Forza Motorsport (2023)

Forza Motorsport is good but not as tightened up as the Xbox Series X version. Just like in the 4070 Super review, DLSS isn't tested, since it doesn't seem to work correctly. If you can ignore the anomaly at 4K with the 4070 Ti, then the performance of all three cards is in line with what was seen so far in other titles. At 1440p, the 4070 Ti Super hit a 118fps average with a 92fps low with ray tracing off and 80fps with a 67fps low with ray tracing on. At 4K, the card still achieves good frame rates, as it hits 90fps with a 66fps low with ray tracing off but maintains a playable frame rate with ray tracing on, as it shows a 64fps average with a 51fps low.

Forza Horizon 5

Forza Horizon 5 is well optimized, and while ray tracing isn't a big deal compared to its more serious sibling, it does have functioning DLSS. The 4070 Ti Super at 1440p achieves an average of 127fps with a 114fps low with ray tracing off and leaps to 193fps with a 125fps low with DLSS on. Turn on ray tracing, and the drop isn't that big, as it hits 117fps with a 107fps low and 186fps with a 120fps low with DLSS on. At 4K, the 4070 Ti Super gets a bigger lead over the rest of the 4070 card family compared to other games so far, with differences in the average finally reaching the double digits. With ray tracing off, the 4070 Ti Super hits 83fps with a 71fps low and 124fps with a 90fps low with DLSS on. The drop with ray tracing on is also pretty small, as the card hits 78fps with a 68fps low while DLSS gives it 120fps with a 87fps low.

-- Dataset records --

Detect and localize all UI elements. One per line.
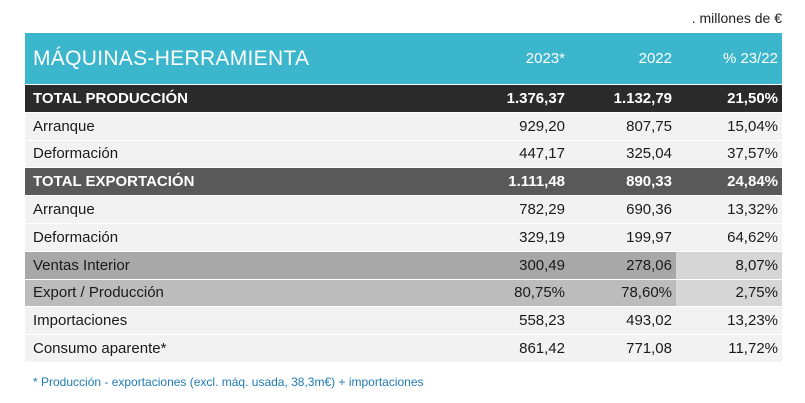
- cell-2023: 1.111,48: [508, 173, 565, 191]
- cell-pct: 21,50%: [727, 89, 778, 107]
- cell-pct: 2,75%: [735, 284, 778, 302]
- cell-2022: 890,33: [626, 173, 672, 191]
- table-row: Importaciones 558,23 493,02 13,23%: [25, 307, 782, 336]
- row-label: Arranque: [33, 201, 95, 219]
- table-title: MÁQUINAS-HERRAMIENTA: [33, 46, 310, 70]
- row-label: Deformación: [33, 145, 119, 163]
- cell-2022: 78,60%: [621, 284, 672, 302]
- cell-2022: 493,02: [626, 312, 672, 330]
- row-label: Export / Producción: [33, 284, 164, 302]
- table-row: Arranque 929,20 807,75 15,04%: [25, 112, 782, 141]
- cell-pct: 64,62%: [727, 228, 778, 246]
- table-row-total-export: TOTAL EXPORTACIÓN 1.111,48 890,33 24,84%: [25, 168, 782, 197]
- cell-2023: 558,23: [519, 312, 565, 330]
- cell-2022: 278,06: [626, 256, 672, 274]
- machine-tools-table: MÁQUINAS-HERRAMIENTA 2023* 2022 % 23/22 …: [25, 33, 782, 363]
- cell-2022: 690,36: [626, 201, 672, 219]
- cell-pct: 8,07%: [735, 256, 778, 274]
- row-label: Arranque: [33, 117, 95, 135]
- cell-2022: 1.132,79: [613, 89, 672, 107]
- row-label: TOTAL PRODUCCIÓN: [33, 89, 189, 107]
- row-label: Ventas Interior: [33, 256, 130, 274]
- cell-2022: 199,97: [626, 228, 672, 246]
- row-label: TOTAL EXPORTACIÓN: [33, 173, 195, 191]
- cell-pct: 11,72%: [728, 340, 778, 358]
- cell-2023: 1.376,37: [506, 89, 565, 107]
- cell-2023: 861,42: [519, 340, 565, 358]
- cell-2022: 325,04: [626, 145, 672, 163]
- cell-pct: 13,23%: [727, 312, 778, 330]
- cell-2023: 300,49: [519, 256, 565, 274]
- row-label: Importaciones: [33, 312, 128, 330]
- cell-2022: 807,75: [626, 117, 672, 135]
- table-row: Deformación 329,19 199,97 64,62%: [25, 223, 782, 252]
- table-row: Arranque 782,29 690,36 13,32%: [25, 196, 782, 224]
- table-header: MÁQUINAS-HERRAMIENTA 2023* 2022 % 23/22: [25, 33, 782, 85]
- column-header-pct: % 23/22: [722, 50, 778, 67]
- cell-2023: 929,20: [519, 117, 565, 135]
- column-header-2022: 2022: [638, 50, 672, 67]
- cell-pct: 37,57%: [727, 145, 778, 163]
- table-row: Deformación 447,17 325,04 37,57%: [25, 140, 782, 169]
- cell-pct: 13,32%: [727, 201, 778, 219]
- table-row-export-ratio: Export / Producción 80,75% 78,60% 2,75%: [25, 279, 782, 308]
- cell-2023: 447,17: [519, 145, 565, 163]
- row-label: Consumo aparente*: [33, 340, 167, 358]
- table-row-domestic-sales: Ventas Interior 300,49 278,06 8,07%: [25, 251, 782, 280]
- table-row-total-production: TOTAL PRODUCCIÓN 1.376,37 1.132,79 21,50…: [25, 85, 782, 113]
- cell-pct: 15,04%: [727, 117, 778, 135]
- units-note: . millones de €: [691, 10, 782, 26]
- cell-2023: 80,75%: [514, 284, 565, 302]
- table-row: Consumo aparente* 861,42 771,08 11,72%: [25, 335, 782, 363]
- cell-pct: 24,84%: [727, 173, 778, 191]
- column-header-2023: 2023*: [525, 50, 565, 67]
- cell-2023: 329,19: [519, 228, 565, 246]
- footnote: * Producción - exportaciones (excl. máq.…: [33, 375, 424, 389]
- row-label: Deformación: [33, 228, 119, 246]
- cell-2022: 771,08: [626, 340, 672, 358]
- cell-2023: 782,29: [519, 201, 565, 219]
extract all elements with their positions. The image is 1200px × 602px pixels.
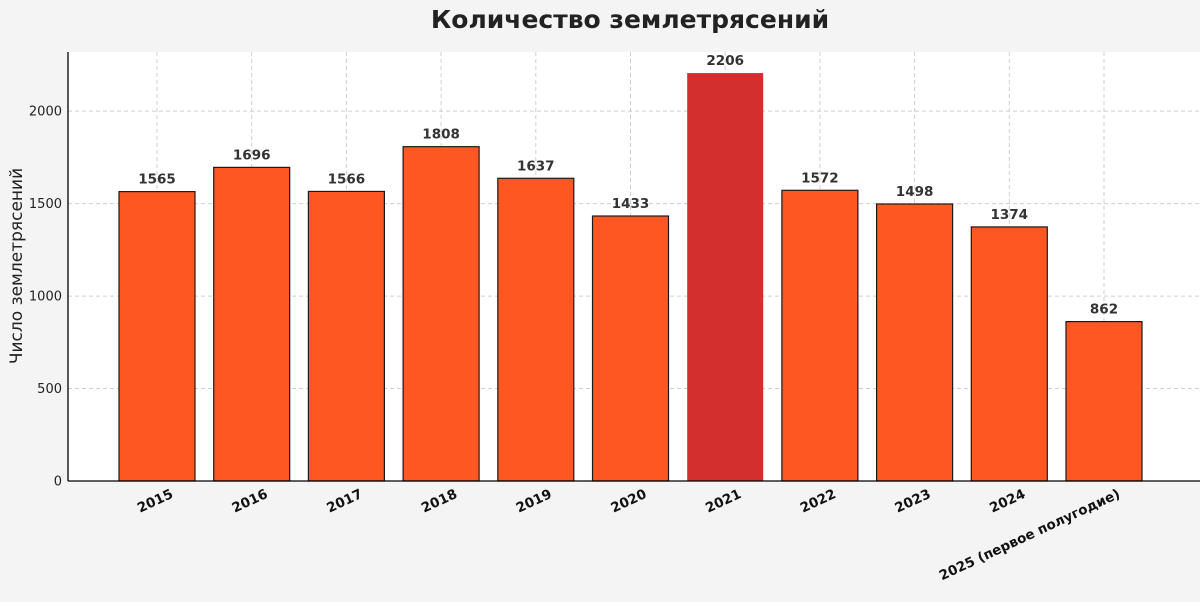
- y-tick-label-1: 500: [37, 382, 62, 397]
- y-tick-label-2: 1000: [29, 290, 62, 305]
- data-label-2: 1566: [328, 171, 366, 187]
- data-label-0: 1565: [138, 172, 176, 188]
- y-tick-labels: 0 500 1000 1500 2000: [29, 105, 62, 490]
- data-label-9: 1374: [991, 207, 1029, 223]
- y-tick-label-3: 1500: [29, 197, 62, 212]
- x-tick-label-5: 2020: [608, 486, 649, 516]
- y-tick-label-0: 0: [54, 475, 62, 490]
- x-tick-label-9: 2024: [987, 486, 1028, 516]
- data-label-1: 1696: [233, 147, 271, 163]
- x-tick-label-3: 2018: [419, 486, 460, 516]
- x-tick-label-6: 2021: [703, 486, 744, 516]
- x-tick-label-1: 2016: [230, 486, 271, 516]
- x-tick-labels: 2015 2016 2017 2018 2019 2020 2021 2022 2023 2024…: [135, 486, 1123, 584]
- data-label-5: 1433: [612, 196, 650, 212]
- bar-8: [875, 203, 954, 482]
- bar-10: [1065, 321, 1143, 482]
- bar-9: [970, 226, 1048, 482]
- axes: [67, 52, 1200, 482]
- x-tick-label-7: 2022: [798, 486, 839, 516]
- data-label-7: 1572: [801, 170, 839, 186]
- x-tick-label-2: 2017: [324, 486, 365, 516]
- data-label-6: 2206: [706, 53, 744, 69]
- y-axis-label: Число землетрясений: [7, 168, 27, 364]
- bar-1: [213, 166, 291, 482]
- x-tick-label-8: 2023: [892, 486, 933, 516]
- bar-4: [497, 177, 575, 482]
- data-label-10: 862: [1090, 302, 1118, 318]
- bar-6: [687, 73, 764, 481]
- data-label-8: 1498: [896, 184, 934, 200]
- x-tick-label-10: 2025 (первое полугодие): [937, 486, 1123, 584]
- bars: [118, 73, 1143, 482]
- bar-7: [781, 189, 859, 482]
- data-label-3: 1808: [422, 127, 460, 143]
- x-tick-label-4: 2019: [514, 486, 555, 516]
- bar-3: [402, 146, 480, 482]
- bar-2: [307, 190, 385, 482]
- data-label-4: 1637: [517, 158, 555, 174]
- x-tick-label-0: 2015: [135, 486, 176, 516]
- bar-0: [118, 191, 196, 482]
- chart-title: Количество землетрясений: [431, 5, 829, 34]
- y-tick-label-4: 2000: [29, 105, 62, 120]
- bar-5: [591, 215, 670, 482]
- data-labels: 1565 1696 1566 1808 1637 1433 2206 1572 1498 1374…: [138, 53, 1118, 318]
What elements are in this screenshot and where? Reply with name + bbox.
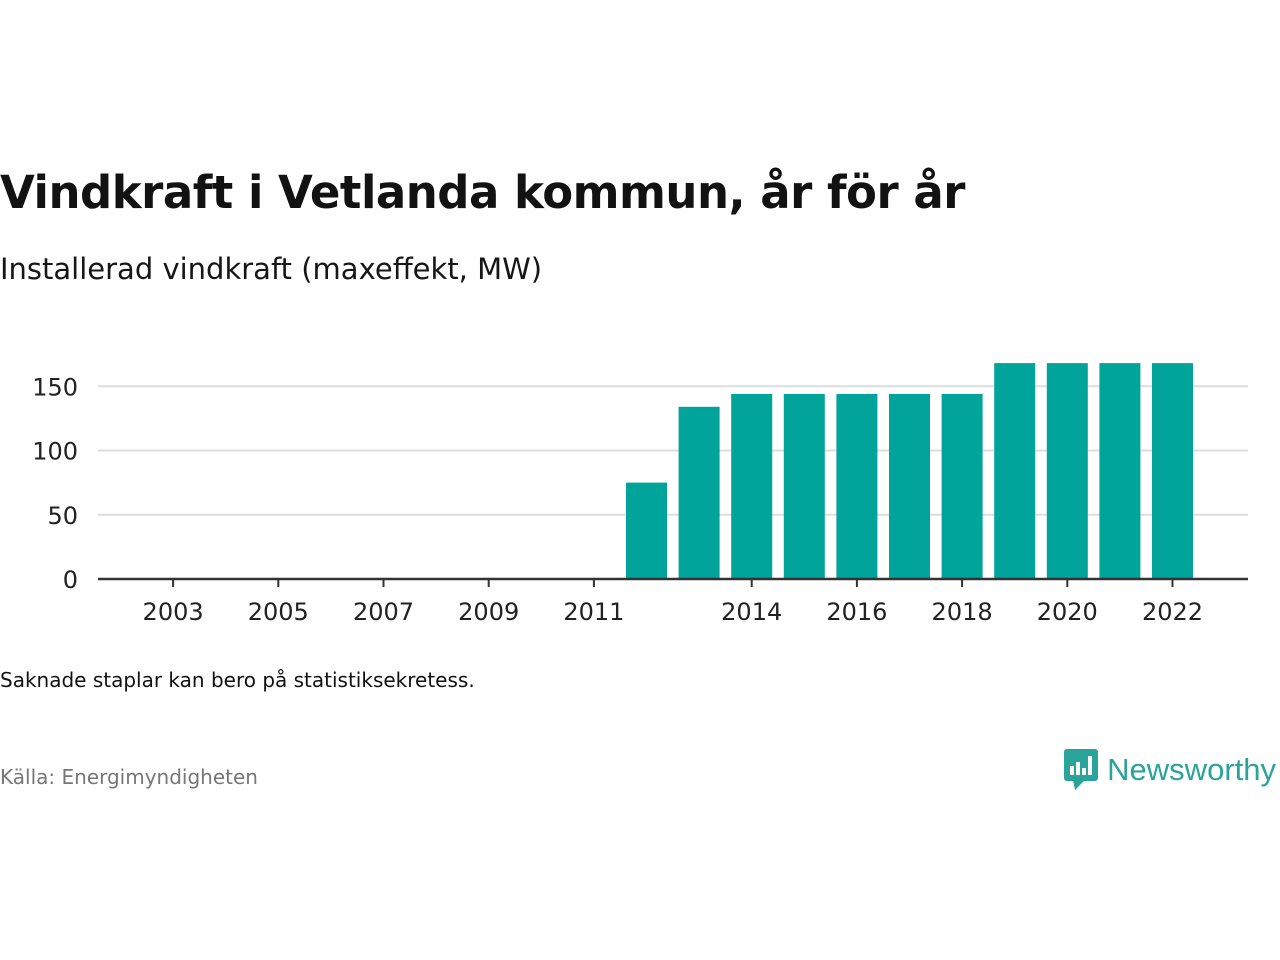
y-tick-label: 100: [32, 438, 78, 466]
y-tick-label: 50: [47, 502, 78, 530]
x-tick-label: 2018: [932, 598, 993, 626]
x-tick-label: 2016: [826, 598, 887, 626]
bar-2014: [731, 393, 773, 579]
x-tick-label: 2007: [353, 598, 414, 626]
x-tick-label: 2005: [248, 598, 309, 626]
x-tick-label: 2003: [143, 598, 204, 626]
bar-2013: [678, 406, 720, 579]
bar-2020: [1046, 363, 1088, 579]
x-axis-ticks: 2003 2005 2007 2009 2011 2014 2016 2018 2020 2022: [143, 579, 1203, 626]
y-tick-label: 0: [63, 566, 78, 594]
chart-subtitle: Installerad vindkraft (maxeffekt, MW): [0, 252, 543, 286]
bar-2012: [626, 482, 667, 579]
y-axis-ticks: 0 50 100 150: [32, 373, 78, 594]
x-tick-label: 2014: [721, 598, 782, 626]
bar-2019: [994, 363, 1036, 579]
x-tick-label: 2022: [1142, 598, 1203, 626]
source-credit: Källa: Energimyndigheten: [0, 765, 258, 789]
bar-2015: [783, 393, 825, 579]
bars: [626, 363, 1193, 579]
x-tick-label: 2009: [458, 598, 519, 626]
footnote: Saknade staplar kan bero på statistiksek…: [0, 668, 475, 692]
bar-2018: [941, 393, 983, 579]
brand-logo: Newsworthy: [1063, 748, 1276, 792]
bar-2021: [1099, 363, 1141, 579]
bar-2017: [889, 393, 930, 579]
newsworthy-logo-icon: [1064, 749, 1099, 790]
chart-title: Vindkraft i Vetlanda kommun, år för år: [0, 166, 965, 219]
x-tick-label: 2011: [563, 598, 624, 626]
y-tick-label: 150: [32, 373, 78, 401]
brand-name: Newsworthy: [1107, 752, 1276, 787]
bar-2022: [1152, 363, 1193, 579]
bar-2016: [836, 393, 878, 579]
x-tick-label: 2020: [1037, 598, 1098, 626]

-- Written exercise --
Continue the graphics card benchmark text from where it stops. The items have no connection to the text on graphics card benchmarks in Forza games.

-- Response to this exercise --
Red Dead Redemption II

Rockstar's game is perhaps the oldest one on the list, but it still can give some cards a good workout. It also happens to be one game we have using Vulkan instead of DirectX. As with most of the games tested before, the 4070 Ti Super results show only a slight performance improvement over its predecessors. At 1440p, the 4070 Ti Super gets 89fps with a 38fps low with a bump to 101fps and a 37fps low with DLSS on. At 4K, the 4070 Ti Super hits 63fps with a 39fps low, which moves to 78fps with a 37fps low when DLSS is on.

Avatar: Frontiers of Pandora

The latest version of the Snowdrop engine does a great job of showing off tons of foliage and other elements in an open world, but it comes at a cost. The DLSS option is present, but for some reason, our tests didn't show that it actually works, so our tests won't include them. It also happens to be a game that requires some real horsepower to get it running at max settings at a playable frame rate. At 1440p, the 4070 Ti Super hits 100fps with an 80fps low, which is impressive until you realize that it matches the 4070 Ti's performance in this game. The 4070 Ti Super fares a little better at this resolution with ray tracing on, as it hits 82fps on average with a 64fps low, a few frames better than what the 4070 Ti could accomplish. At 4K, we see that the 4070 Ti Super can't quite hit that magical 60fps mark like it could in other games; its average is 55fps with a 46fps low. Turn on ray tracing, and it closely matches the performance of the 4070 Ti, as the 4070 Ti Super hits 41fps with a low of 33fps.

Call of Duty: Modern Warfare III (2023)

The benchmark for this game is more focused on multiplayer, so ray tracing doesn't become a factor in the benchmark. The card won't disappoint when using it for this game. At 1440p, the average framerate hits 132fps with a 109fps low while DLSS pushes it to 199fps with a 121fps low. At 4K, the 4070 Ti Super hits 90fps with a 72fps low while DLSS gives it 117fps with a 82fps low.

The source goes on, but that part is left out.